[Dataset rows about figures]
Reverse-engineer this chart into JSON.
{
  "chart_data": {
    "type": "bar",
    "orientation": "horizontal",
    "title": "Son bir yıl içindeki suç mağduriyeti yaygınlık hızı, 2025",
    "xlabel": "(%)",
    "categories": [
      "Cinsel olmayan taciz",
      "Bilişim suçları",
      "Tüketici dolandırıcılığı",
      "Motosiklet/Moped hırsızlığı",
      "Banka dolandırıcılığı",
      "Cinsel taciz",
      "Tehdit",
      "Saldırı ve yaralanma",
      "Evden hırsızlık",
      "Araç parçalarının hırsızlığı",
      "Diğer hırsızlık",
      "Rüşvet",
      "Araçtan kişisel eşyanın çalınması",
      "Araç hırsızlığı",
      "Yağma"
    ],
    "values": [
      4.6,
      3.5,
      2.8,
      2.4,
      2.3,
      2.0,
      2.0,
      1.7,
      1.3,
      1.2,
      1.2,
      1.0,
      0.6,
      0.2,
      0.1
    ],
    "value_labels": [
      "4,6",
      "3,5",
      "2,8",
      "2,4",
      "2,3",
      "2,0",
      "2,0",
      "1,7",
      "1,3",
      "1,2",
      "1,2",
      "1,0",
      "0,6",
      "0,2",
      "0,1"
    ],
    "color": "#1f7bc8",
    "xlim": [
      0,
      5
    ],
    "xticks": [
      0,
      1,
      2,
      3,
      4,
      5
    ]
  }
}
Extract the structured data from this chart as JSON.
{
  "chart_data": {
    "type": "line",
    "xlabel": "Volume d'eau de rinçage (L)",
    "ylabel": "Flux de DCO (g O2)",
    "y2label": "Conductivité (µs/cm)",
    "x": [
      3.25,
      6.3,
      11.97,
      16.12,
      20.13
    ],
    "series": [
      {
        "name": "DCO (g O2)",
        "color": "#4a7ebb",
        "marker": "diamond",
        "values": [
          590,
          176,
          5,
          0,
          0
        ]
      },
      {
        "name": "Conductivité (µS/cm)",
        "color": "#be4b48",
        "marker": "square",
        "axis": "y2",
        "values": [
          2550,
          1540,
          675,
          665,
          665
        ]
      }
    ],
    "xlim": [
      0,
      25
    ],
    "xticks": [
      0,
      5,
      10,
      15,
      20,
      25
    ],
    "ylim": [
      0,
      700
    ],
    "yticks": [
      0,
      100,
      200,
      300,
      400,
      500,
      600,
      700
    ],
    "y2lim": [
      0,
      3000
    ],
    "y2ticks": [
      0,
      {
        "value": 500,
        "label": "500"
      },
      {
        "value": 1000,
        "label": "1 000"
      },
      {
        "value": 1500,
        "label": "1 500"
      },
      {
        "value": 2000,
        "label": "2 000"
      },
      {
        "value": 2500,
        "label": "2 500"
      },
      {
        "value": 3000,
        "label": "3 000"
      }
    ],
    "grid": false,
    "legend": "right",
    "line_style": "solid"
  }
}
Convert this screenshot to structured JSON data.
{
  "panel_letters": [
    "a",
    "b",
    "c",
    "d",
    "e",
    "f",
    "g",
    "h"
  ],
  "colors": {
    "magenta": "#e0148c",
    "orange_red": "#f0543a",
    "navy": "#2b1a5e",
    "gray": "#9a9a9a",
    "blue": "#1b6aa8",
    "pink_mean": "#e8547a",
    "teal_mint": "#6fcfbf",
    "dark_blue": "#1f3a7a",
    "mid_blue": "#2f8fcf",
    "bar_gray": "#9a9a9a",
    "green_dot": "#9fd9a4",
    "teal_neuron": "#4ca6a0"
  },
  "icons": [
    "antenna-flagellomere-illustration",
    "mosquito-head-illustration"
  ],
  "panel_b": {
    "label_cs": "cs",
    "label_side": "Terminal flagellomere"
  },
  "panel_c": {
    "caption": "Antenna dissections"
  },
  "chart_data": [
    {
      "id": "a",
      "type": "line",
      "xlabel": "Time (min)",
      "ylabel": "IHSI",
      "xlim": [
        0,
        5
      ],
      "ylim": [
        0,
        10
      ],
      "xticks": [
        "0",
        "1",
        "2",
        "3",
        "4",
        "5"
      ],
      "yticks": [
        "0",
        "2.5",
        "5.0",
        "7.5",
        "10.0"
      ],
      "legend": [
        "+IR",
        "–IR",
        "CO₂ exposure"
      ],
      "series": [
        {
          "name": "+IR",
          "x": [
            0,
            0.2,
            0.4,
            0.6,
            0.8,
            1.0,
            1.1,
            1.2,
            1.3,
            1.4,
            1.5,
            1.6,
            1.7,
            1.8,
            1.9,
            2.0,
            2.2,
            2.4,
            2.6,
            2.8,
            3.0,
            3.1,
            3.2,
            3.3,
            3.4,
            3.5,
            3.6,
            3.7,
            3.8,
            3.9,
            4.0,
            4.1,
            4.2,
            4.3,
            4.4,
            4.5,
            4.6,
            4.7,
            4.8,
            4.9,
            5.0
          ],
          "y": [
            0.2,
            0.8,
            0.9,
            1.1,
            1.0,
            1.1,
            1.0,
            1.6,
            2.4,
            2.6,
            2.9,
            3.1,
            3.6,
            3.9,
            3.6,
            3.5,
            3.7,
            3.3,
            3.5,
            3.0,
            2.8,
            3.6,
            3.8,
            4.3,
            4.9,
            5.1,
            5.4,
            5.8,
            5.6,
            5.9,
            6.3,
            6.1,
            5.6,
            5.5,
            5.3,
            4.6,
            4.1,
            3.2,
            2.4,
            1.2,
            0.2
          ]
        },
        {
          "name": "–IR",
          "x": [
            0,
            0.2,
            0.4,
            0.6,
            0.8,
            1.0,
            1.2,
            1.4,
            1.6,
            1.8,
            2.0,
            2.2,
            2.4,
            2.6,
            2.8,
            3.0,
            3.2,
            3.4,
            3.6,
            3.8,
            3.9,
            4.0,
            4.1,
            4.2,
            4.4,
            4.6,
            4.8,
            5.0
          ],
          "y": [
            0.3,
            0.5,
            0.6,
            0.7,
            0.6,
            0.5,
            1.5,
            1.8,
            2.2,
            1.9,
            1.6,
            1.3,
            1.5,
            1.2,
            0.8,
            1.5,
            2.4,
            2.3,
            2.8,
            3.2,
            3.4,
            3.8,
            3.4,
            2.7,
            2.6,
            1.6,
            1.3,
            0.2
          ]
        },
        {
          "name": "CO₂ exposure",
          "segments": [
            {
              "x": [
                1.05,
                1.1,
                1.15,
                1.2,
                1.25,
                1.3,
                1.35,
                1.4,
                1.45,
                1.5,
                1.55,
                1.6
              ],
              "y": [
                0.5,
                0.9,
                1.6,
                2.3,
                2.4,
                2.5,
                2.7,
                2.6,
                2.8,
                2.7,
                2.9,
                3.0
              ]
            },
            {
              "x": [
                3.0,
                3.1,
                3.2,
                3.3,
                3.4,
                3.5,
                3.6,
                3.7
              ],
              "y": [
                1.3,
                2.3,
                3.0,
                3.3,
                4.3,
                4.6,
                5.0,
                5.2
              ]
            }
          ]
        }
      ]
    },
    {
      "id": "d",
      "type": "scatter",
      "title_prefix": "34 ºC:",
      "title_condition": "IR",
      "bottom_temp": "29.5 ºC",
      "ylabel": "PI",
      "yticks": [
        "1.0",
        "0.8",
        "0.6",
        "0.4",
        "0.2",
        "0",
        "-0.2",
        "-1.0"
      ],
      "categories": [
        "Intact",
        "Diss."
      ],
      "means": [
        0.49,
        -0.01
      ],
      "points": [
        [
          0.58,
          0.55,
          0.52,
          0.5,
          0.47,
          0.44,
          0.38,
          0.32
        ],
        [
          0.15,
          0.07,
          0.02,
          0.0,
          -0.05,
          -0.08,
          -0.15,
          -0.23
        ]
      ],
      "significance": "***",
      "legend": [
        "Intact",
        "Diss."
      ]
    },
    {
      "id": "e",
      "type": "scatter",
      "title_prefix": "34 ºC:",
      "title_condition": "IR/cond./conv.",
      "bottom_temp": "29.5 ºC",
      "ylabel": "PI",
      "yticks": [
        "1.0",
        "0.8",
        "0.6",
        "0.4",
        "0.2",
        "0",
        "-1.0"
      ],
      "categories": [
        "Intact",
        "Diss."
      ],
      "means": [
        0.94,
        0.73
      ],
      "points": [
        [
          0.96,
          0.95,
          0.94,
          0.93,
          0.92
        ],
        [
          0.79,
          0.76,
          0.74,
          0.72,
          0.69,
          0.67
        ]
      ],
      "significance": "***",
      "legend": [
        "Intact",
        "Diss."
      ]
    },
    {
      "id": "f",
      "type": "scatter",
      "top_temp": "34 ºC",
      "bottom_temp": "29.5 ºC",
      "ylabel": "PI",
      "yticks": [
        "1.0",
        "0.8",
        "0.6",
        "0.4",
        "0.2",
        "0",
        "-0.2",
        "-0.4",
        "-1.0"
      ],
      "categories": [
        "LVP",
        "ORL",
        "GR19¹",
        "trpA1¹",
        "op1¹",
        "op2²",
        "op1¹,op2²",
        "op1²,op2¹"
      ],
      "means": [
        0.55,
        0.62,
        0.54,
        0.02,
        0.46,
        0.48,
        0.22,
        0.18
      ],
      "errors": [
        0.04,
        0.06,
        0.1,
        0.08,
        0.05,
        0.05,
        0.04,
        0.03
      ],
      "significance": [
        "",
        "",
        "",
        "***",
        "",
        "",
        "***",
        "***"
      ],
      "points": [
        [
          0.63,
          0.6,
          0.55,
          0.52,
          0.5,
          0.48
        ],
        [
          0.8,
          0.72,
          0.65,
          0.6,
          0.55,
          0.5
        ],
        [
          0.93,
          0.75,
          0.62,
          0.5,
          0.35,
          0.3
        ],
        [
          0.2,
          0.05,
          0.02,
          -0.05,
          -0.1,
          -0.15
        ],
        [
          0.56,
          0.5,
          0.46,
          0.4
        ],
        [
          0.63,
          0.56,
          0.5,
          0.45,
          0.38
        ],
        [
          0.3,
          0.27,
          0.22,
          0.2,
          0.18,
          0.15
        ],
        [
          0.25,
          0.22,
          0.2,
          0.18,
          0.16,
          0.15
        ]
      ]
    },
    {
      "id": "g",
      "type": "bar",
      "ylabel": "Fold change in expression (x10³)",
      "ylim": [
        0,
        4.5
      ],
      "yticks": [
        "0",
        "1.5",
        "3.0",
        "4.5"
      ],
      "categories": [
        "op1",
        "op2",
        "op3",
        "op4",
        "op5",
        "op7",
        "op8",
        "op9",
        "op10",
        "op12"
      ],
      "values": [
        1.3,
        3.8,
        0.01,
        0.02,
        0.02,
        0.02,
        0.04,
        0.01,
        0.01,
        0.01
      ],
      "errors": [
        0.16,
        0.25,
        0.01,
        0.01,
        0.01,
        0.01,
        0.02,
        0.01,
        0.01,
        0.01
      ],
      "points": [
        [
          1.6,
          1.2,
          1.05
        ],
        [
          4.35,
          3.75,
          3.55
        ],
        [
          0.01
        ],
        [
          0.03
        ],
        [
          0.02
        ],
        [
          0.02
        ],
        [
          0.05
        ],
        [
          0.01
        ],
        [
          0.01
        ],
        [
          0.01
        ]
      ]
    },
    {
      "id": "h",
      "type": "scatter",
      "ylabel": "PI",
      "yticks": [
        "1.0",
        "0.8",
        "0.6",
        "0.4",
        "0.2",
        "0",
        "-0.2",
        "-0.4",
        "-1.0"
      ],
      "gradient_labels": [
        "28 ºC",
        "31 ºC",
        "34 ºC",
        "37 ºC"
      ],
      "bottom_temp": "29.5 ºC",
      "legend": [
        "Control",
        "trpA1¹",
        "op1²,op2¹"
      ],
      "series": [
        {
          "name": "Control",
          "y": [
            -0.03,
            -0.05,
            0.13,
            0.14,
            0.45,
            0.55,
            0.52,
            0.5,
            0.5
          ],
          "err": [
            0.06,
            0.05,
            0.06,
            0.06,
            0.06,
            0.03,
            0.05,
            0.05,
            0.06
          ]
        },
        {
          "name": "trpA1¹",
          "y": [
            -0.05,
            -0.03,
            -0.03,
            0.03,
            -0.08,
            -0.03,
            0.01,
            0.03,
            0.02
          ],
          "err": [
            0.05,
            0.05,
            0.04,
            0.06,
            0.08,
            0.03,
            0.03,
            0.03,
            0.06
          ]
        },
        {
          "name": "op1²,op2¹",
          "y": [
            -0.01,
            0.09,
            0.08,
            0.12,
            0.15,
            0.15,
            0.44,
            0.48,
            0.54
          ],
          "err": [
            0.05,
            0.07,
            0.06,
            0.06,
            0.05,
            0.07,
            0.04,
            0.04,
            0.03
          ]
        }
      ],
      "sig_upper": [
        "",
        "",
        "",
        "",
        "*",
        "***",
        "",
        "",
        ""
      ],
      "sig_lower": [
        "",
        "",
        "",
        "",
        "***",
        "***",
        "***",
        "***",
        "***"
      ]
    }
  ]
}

# Written exercise:
In the entries above, find every line with the word "this" and list it.

# Exercise response:
Reverse-engineer this chart into JSON.
Extract the structured data from this chart as JSON.
Convert this screenshot to structured JSON data.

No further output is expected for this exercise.